### Given task
Only lines with the word "Flores" are needed; collect each of them from the listing below.

### Data excerpts

-- BEGIN --

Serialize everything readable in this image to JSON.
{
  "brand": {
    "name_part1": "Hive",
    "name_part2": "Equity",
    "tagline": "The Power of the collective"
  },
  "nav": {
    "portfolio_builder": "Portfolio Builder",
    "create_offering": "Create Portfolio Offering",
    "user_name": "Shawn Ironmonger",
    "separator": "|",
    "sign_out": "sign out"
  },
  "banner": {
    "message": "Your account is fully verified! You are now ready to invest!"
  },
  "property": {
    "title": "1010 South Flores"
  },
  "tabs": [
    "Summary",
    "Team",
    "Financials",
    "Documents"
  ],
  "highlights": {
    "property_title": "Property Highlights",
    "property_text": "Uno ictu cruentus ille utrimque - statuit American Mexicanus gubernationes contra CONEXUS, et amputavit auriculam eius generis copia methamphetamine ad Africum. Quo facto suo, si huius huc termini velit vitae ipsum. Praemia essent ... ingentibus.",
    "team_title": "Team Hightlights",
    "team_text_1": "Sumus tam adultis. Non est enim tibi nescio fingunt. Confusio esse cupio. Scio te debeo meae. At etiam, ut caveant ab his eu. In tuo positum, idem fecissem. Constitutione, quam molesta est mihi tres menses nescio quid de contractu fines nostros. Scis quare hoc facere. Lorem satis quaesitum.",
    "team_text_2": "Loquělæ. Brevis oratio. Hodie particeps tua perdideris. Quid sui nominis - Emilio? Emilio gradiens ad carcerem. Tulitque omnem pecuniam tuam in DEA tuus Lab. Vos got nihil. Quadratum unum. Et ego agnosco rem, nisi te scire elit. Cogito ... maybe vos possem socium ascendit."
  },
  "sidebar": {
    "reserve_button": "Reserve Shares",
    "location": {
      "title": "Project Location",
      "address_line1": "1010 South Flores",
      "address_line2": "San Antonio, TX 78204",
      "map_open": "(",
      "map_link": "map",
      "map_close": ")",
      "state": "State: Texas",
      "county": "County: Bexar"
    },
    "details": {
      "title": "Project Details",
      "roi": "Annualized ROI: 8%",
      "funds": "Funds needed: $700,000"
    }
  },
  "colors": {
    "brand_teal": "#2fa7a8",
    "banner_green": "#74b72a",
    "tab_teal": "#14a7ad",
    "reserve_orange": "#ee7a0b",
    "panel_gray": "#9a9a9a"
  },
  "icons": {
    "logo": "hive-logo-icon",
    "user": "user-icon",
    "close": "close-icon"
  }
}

-- END --
-- BEGIN --

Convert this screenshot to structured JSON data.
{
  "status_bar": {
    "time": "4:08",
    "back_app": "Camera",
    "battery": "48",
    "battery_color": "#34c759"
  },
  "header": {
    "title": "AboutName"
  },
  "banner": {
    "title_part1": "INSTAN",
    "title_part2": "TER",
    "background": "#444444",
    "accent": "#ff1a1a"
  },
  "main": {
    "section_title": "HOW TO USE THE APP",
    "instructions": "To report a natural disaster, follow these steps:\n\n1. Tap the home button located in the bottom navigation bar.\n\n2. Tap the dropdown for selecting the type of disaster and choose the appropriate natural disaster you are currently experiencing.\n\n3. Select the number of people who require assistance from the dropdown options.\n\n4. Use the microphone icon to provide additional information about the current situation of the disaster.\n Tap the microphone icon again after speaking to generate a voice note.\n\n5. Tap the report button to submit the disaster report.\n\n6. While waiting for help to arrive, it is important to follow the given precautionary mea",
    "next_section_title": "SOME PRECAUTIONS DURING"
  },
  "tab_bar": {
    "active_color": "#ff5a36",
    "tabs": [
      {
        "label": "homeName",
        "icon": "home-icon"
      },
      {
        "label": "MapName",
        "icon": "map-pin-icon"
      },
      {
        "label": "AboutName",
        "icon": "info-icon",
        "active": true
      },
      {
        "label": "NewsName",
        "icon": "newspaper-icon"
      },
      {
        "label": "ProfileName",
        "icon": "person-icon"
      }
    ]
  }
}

-- END --
-- BEGIN --

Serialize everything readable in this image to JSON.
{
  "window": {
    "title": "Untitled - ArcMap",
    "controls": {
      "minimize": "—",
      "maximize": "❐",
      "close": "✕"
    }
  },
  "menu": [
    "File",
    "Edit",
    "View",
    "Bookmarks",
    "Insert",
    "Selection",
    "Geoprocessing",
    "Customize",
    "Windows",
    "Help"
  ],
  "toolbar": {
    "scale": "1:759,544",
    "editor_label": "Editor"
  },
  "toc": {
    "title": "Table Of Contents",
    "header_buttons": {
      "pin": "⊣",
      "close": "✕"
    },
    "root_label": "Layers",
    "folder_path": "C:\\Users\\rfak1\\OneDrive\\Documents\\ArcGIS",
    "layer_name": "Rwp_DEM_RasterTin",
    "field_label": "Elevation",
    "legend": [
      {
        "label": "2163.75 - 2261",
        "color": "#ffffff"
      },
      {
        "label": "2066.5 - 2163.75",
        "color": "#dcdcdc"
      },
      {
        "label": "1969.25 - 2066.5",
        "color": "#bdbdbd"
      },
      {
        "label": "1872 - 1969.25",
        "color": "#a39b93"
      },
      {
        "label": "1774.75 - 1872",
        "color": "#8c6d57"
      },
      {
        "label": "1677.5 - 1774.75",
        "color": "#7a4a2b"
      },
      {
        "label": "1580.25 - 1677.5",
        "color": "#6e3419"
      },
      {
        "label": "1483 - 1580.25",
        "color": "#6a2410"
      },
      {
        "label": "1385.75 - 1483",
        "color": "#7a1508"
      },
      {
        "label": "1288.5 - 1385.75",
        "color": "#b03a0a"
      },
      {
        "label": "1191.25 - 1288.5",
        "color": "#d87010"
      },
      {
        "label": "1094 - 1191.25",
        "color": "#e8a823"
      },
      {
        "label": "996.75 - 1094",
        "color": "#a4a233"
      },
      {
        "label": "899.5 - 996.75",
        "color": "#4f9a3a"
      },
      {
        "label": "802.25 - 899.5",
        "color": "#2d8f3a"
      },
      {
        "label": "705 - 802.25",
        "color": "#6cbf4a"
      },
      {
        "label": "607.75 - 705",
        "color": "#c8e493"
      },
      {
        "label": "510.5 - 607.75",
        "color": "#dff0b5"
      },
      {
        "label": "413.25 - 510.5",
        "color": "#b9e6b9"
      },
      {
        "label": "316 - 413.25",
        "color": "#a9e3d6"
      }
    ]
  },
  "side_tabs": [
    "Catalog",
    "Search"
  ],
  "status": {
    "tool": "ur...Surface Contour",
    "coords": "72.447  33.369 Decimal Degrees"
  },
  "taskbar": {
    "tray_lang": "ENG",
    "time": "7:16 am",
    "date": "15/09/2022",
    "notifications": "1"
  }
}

-- END --

### Finished task
    "title": "1010 South Flores"
      "address_line1": "1010 South Flores",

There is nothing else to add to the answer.